Copy each of the rows below verbatim, omitting the pictures.

------------------------

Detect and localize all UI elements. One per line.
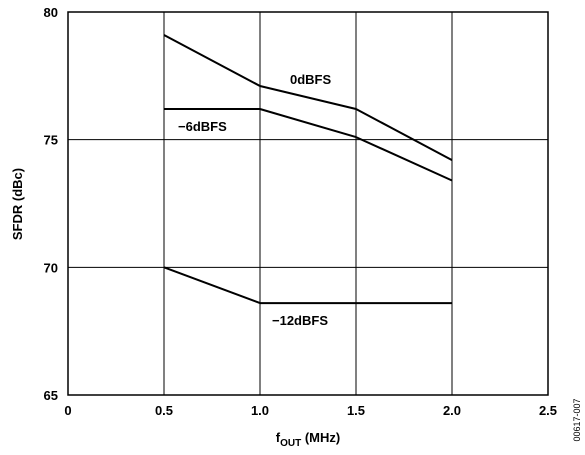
y-tick-labels: 65 70 75 80 xyxy=(44,5,58,403)
x-tick-label: 2.5 xyxy=(539,403,557,418)
x-axis-label: fOUT (MHz) xyxy=(276,430,340,449)
x-axis-label-main: f xyxy=(276,430,281,445)
x-tick-label: 1.0 xyxy=(251,403,269,418)
series-line-2 xyxy=(163,266,452,305)
series-label-minus12dbfs: −12dBFS xyxy=(272,313,328,328)
x-tick-label: 2.0 xyxy=(443,403,461,418)
x-tick-label: 0.5 xyxy=(155,403,173,418)
plot-frame xyxy=(67,11,549,396)
y-tick-label: 80 xyxy=(44,5,58,20)
series-labels: 0dBFS −6dBFS −12dBFS xyxy=(178,72,332,328)
x-tick-labels: 0 0.5 1.0 1.5 2.0 2.5 xyxy=(64,403,557,418)
series-label-minus6dbfs: −6dBFS xyxy=(178,119,227,134)
x-tick-label: 1.5 xyxy=(347,403,365,418)
series-line-0 xyxy=(163,34,453,161)
x-axis-label-unit: (MHz) xyxy=(301,430,340,445)
series-layer xyxy=(163,34,453,305)
y-axis-label: SFDR (dBc) xyxy=(10,168,25,240)
series-label-0dbfs: 0dBFS xyxy=(290,72,332,87)
x-tick-label: 0 xyxy=(64,403,71,418)
y-tick-label: 65 xyxy=(44,388,58,403)
series-line-1 xyxy=(164,108,453,182)
y-tick-label: 70 xyxy=(44,260,58,275)
figure-code: 00617-007 xyxy=(572,398,582,441)
x-axis-label-sub: OUT xyxy=(280,438,301,449)
grid-lines xyxy=(68,12,548,395)
y-tick-label: 75 xyxy=(44,133,58,148)
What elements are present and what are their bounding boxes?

------------------------

--- OUTPUT ---
Detect and localize all UI elements. One per line.
y-tick-labels: 65 70 75 80 xyxy=(44,5,58,403)
x-tick-label: 2.5 xyxy=(539,403,557,418)
x-axis-label: fOUT (MHz) xyxy=(276,430,340,449)
x-axis-label-main: f xyxy=(276,430,281,445)
x-tick-label: 1.0 xyxy=(251,403,269,418)
series-line-2 xyxy=(163,266,452,305)
series-label-minus12dbfs: −12dBFS xyxy=(272,313,328,328)
x-tick-label: 2.0 xyxy=(443,403,461,418)
x-tick-label: 0.5 xyxy=(155,403,173,418)
plot-frame xyxy=(67,11,549,396)
y-tick-label: 80 xyxy=(44,5,58,20)
series-labels: 0dBFS −6dBFS −12dBFS xyxy=(178,72,332,328)
x-tick-labels: 0 0.5 1.0 1.5 2.0 2.5 xyxy=(64,403,557,418)
series-label-minus6dbfs: −6dBFS xyxy=(178,119,227,134)
x-tick-label: 1.5 xyxy=(347,403,365,418)
series-line-0 xyxy=(163,34,453,161)
x-axis-label-unit: (MHz) xyxy=(301,430,340,445)
series-layer xyxy=(163,34,453,305)
y-axis-label: SFDR (dBc) xyxy=(10,168,25,240)
series-label-0dbfs: 0dBFS xyxy=(290,72,332,87)
x-tick-label: 0 xyxy=(64,403,71,418)
y-tick-label: 65 xyxy=(44,388,58,403)
series-line-1 xyxy=(164,108,453,182)
y-tick-label: 70 xyxy=(44,260,58,275)
figure-code: 00617-007 xyxy=(572,398,582,441)
x-axis-label-sub: OUT xyxy=(280,438,301,449)
grid-lines xyxy=(68,12,548,395)
y-tick-label: 75 xyxy=(44,133,58,148)
What elements are present and what are their bounding boxes?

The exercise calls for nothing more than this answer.